### Directions for this task
Set down all of the data that follows word for word, without the images.

### Records for the exercise
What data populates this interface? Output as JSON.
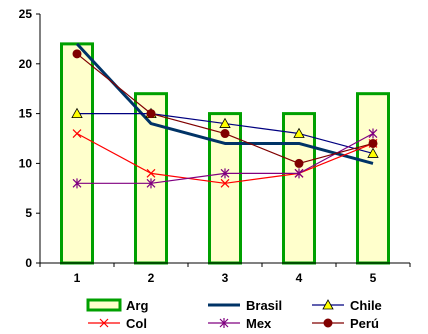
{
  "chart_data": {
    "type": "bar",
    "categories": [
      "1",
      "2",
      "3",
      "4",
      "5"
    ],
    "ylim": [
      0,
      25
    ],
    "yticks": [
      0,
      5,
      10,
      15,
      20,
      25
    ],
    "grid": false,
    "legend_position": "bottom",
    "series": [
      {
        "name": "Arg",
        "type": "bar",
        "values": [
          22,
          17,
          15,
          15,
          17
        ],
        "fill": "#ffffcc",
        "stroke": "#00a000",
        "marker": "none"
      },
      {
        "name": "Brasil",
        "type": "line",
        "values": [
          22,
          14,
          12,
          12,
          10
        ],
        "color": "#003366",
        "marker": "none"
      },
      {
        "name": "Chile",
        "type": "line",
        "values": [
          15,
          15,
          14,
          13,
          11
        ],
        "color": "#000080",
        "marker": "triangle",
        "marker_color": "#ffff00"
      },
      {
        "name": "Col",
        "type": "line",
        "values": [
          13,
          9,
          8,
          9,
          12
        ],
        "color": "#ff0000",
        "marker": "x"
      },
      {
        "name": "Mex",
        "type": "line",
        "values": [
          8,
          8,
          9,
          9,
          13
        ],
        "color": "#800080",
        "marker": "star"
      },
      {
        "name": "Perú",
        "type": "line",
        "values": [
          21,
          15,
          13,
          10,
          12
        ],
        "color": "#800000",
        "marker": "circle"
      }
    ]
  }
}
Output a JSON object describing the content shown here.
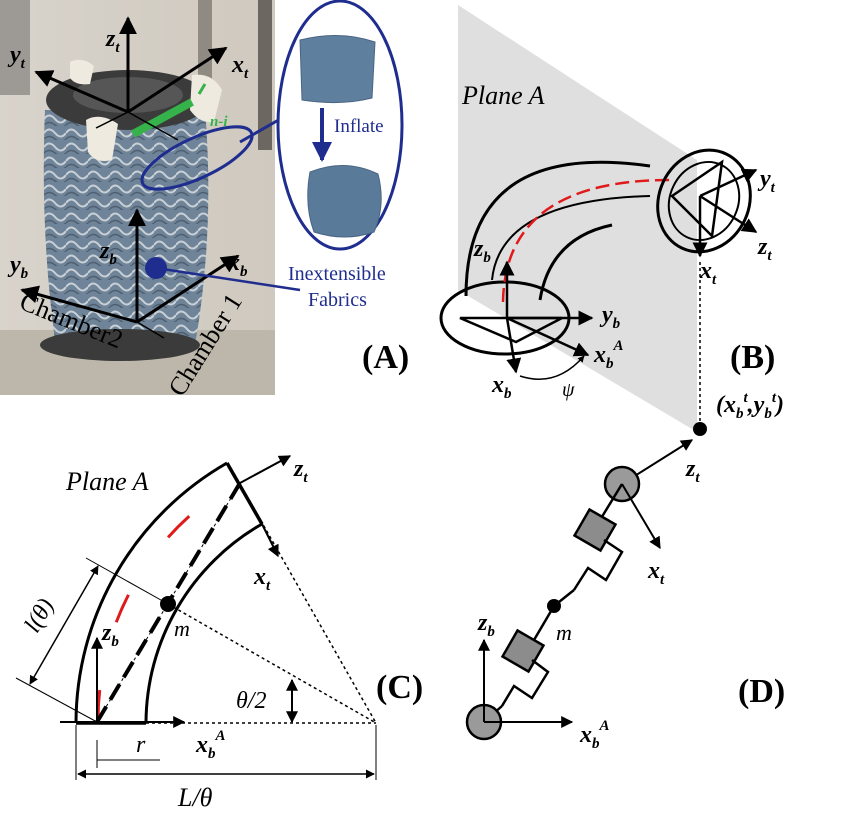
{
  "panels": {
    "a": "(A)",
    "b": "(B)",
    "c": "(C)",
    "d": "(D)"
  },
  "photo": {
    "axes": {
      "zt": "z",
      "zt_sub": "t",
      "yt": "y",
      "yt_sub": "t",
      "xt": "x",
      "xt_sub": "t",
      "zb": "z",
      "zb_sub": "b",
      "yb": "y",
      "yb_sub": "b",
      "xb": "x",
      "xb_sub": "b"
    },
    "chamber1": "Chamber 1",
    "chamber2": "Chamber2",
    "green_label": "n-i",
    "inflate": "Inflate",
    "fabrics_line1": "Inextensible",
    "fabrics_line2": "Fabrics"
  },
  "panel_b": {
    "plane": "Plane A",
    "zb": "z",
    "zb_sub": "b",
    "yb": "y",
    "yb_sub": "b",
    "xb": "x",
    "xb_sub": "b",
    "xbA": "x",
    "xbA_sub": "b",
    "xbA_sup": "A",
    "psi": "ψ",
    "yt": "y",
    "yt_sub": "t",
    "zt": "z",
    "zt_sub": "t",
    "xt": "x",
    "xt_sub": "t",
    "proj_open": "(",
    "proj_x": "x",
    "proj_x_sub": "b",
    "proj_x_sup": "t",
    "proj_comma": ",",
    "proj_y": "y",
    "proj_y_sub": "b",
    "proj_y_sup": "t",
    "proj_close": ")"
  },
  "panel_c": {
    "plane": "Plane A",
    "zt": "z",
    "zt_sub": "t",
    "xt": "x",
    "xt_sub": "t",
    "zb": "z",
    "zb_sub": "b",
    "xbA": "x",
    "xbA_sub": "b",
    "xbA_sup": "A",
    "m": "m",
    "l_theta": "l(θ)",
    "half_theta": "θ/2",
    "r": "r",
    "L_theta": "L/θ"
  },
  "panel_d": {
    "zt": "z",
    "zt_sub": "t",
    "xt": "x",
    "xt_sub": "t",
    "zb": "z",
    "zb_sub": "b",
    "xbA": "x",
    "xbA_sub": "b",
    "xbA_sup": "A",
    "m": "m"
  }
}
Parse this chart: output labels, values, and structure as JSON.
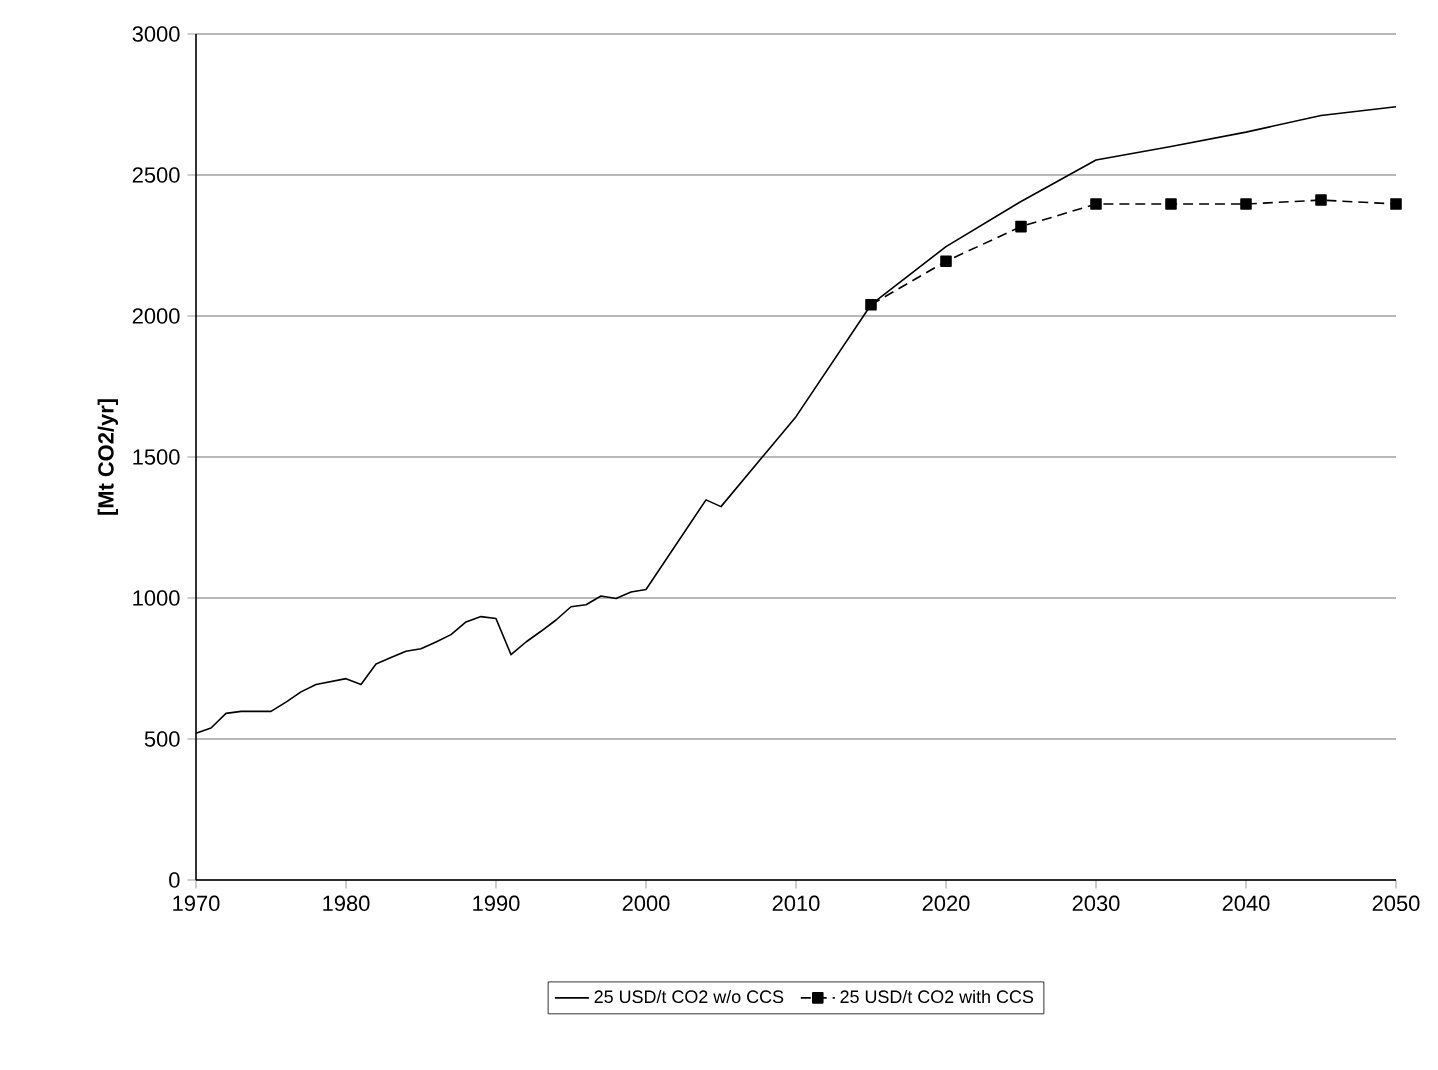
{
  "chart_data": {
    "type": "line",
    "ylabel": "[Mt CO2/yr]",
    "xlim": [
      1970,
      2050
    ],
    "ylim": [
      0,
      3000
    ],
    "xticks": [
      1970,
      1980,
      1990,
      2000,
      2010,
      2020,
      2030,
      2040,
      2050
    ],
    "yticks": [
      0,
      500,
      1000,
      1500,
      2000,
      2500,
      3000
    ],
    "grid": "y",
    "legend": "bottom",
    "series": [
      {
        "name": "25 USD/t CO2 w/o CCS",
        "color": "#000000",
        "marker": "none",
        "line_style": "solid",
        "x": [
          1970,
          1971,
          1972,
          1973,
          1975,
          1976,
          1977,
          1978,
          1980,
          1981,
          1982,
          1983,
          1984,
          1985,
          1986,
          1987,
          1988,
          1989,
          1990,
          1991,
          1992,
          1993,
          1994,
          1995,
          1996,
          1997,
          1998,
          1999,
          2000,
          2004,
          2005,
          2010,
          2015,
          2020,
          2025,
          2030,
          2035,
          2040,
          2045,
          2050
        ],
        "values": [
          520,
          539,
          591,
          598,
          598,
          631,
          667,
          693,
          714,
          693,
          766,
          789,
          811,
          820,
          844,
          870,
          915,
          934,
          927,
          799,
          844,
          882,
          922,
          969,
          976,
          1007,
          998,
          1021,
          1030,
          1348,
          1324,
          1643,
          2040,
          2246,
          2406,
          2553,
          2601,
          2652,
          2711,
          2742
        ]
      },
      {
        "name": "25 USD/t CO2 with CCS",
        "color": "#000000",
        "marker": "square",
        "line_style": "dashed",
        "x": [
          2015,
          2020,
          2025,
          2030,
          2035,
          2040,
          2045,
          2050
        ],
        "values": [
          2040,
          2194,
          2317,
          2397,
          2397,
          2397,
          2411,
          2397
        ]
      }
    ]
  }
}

### Reply to the task
What data populates this interface? Output as JSON.
{
  "chart_data": {
    "type": "bar",
    "categories": [
      "1",
      "2",
      "3",
      "4",
      "5"
    ],
    "ylim": [
      0,
      25
    ],
    "yticks": [
      0,
      5,
      10,
      15,
      20,
      25
    ],
    "grid": false,
    "legend_position": "bottom",
    "series": [
      {
        "name": "Arg",
        "type": "bar",
        "values": [
          22,
          17,
          15,
          15,
          17
        ],
        "fill": "#ffffcc",
        "stroke": "#00a000",
        "marker": "none"
      },
      {
        "name": "Brasil",
        "type": "line",
        "values": [
          22,
          14,
          12,
          12,
          10
        ],
        "color": "#003366",
        "marker": "none"
      },
      {
        "name": "Chile",
        "type": "line",
        "values": [
          15,
          15,
          14,
          13,
          11
        ],
        "color": "#000080",
        "marker": "triangle",
        "marker_color": "#ffff00"
      },
      {
        "name": "Col",
        "type": "line",
        "values": [
          13,
          9,
          8,
          9,
          12
        ],
        "color": "#ff0000",
        "marker": "x"
      },
      {
        "name": "Mex",
        "type": "line",
        "values": [
          8,
          8,
          9,
          9,
          13
        ],
        "color": "#800080",
        "marker": "star"
      },
      {
        "name": "Perú",
        "type": "line",
        "values": [
          21,
          15,
          13,
          10,
          12
        ],
        "color": "#800000",
        "marker": "circle"
      }
    ]
  }
}
Output a JSON object describing the content shown here.
{
  "panels": {
    "a": "(A)",
    "b": "(B)",
    "c": "(C)",
    "d": "(D)"
  },
  "photo": {
    "axes": {
      "zt": "z",
      "zt_sub": "t",
      "yt": "y",
      "yt_sub": "t",
      "xt": "x",
      "xt_sub": "t",
      "zb": "z",
      "zb_sub": "b",
      "yb": "y",
      "yb_sub": "b",
      "xb": "x",
      "xb_sub": "b"
    },
    "chamber1": "Chamber 1",
    "chamber2": "Chamber2",
    "green_label": "n-i",
    "inflate": "Inflate",
    "fabrics_line1": "Inextensible",
    "fabrics_line2": "Fabrics"
  },
  "panel_b": {
    "plane": "Plane A",
    "zb": "z",
    "zb_sub": "b",
    "yb": "y",
    "yb_sub": "b",
    "xb": "x",
    "xb_sub": "b",
    "xbA": "x",
    "xbA_sub": "b",
    "xbA_sup": "A",
    "psi": "ψ",
    "yt": "y",
    "yt_sub": "t",
    "zt": "z",
    "zt_sub": "t",
    "xt": "x",
    "xt_sub": "t",
    "proj_open": "(",
    "proj_x": "x",
    "proj_x_sub": "b",
    "proj_x_sup": "t",
    "proj_comma": ",",
    "proj_y": "y",
    "proj_y_sub": "b",
    "proj_y_sup": "t",
    "proj_close": ")"
  },
  "panel_c": {
    "plane": "Plane A",
    "zt": "z",
    "zt_sub": "t",
    "xt": "x",
    "xt_sub": "t",
    "zb": "z",
    "zb_sub": "b",
    "xbA": "x",
    "xbA_sub": "b",
    "xbA_sup": "A",
    "m": "m",
    "l_theta": "l(θ)",
    "half_theta": "θ/2",
    "r": "r",
    "L_theta": "L/θ"
  },
  "panel_d": {
    "zt": "z",
    "zt_sub": "t",
    "xt": "x",
    "xt_sub": "t",
    "zb": "z",
    "zb_sub": "b",
    "xbA": "x",
    "xbA_sub": "b",
    "xbA_sup": "A",
    "m": "m"
  }
}
Parse this chart: output labels, values, and structure as JSON.
{
  "chart_data": {
    "type": "line",
    "ylabel": "[Mt CO2/yr]",
    "xlim": [
      1970,
      2050
    ],
    "ylim": [
      0,
      3000
    ],
    "xticks": [
      1970,
      1980,
      1990,
      2000,
      2010,
      2020,
      2030,
      2040,
      2050
    ],
    "yticks": [
      0,
      500,
      1000,
      1500,
      2000,
      2500,
      3000
    ],
    "grid": "y",
    "legend": "bottom",
    "series": [
      {
        "name": "25 USD/t CO2 w/o CCS",
        "color": "#000000",
        "marker": "none",
        "line_style": "solid",
        "x": [
          1970,
          1971,
          1972,
          1973,
          1975,
          1976,
          1977,
          1978,
          1980,
          1981,
          1982,
          1983,
          1984,
          1985,
          1986,
          1987,
          1988,
          1989,
          1990,
          1991,
          1992,
          1993,
          1994,
          1995,
          1996,
          1997,
          1998,
          1999,
          2000,
          2004,
          2005,
          2010,
          2015,
          2020,
          2025,
          2030,
          2035,
          2040,
          2045,
          2050
        ],
        "values": [
          520,
          539,
          591,
          598,
          598,
          631,
          667,
          693,
          714,
          693,
          766,
          789,
          811,
          820,
          844,
          870,
          915,
          934,
          927,
          799,
          844,
          882,
          922,
          969,
          976,
          1007,
          998,
          1021,
          1030,
          1348,
          1324,
          1643,
          2040,
          2246,
          2406,
          2553,
          2601,
          2652,
          2711,
          2742
        ]
      },
      {
        "name": "25 USD/t CO2 with CCS",
        "color": "#000000",
        "marker": "square",
        "line_style": "dashed",
        "x": [
          2015,
          2020,
          2025,
          2030,
          2035,
          2040,
          2045,
          2050
        ],
        "values": [
          2040,
          2194,
          2317,
          2397,
          2397,
          2397,
          2411,
          2397
        ]
      }
    ]
  }
}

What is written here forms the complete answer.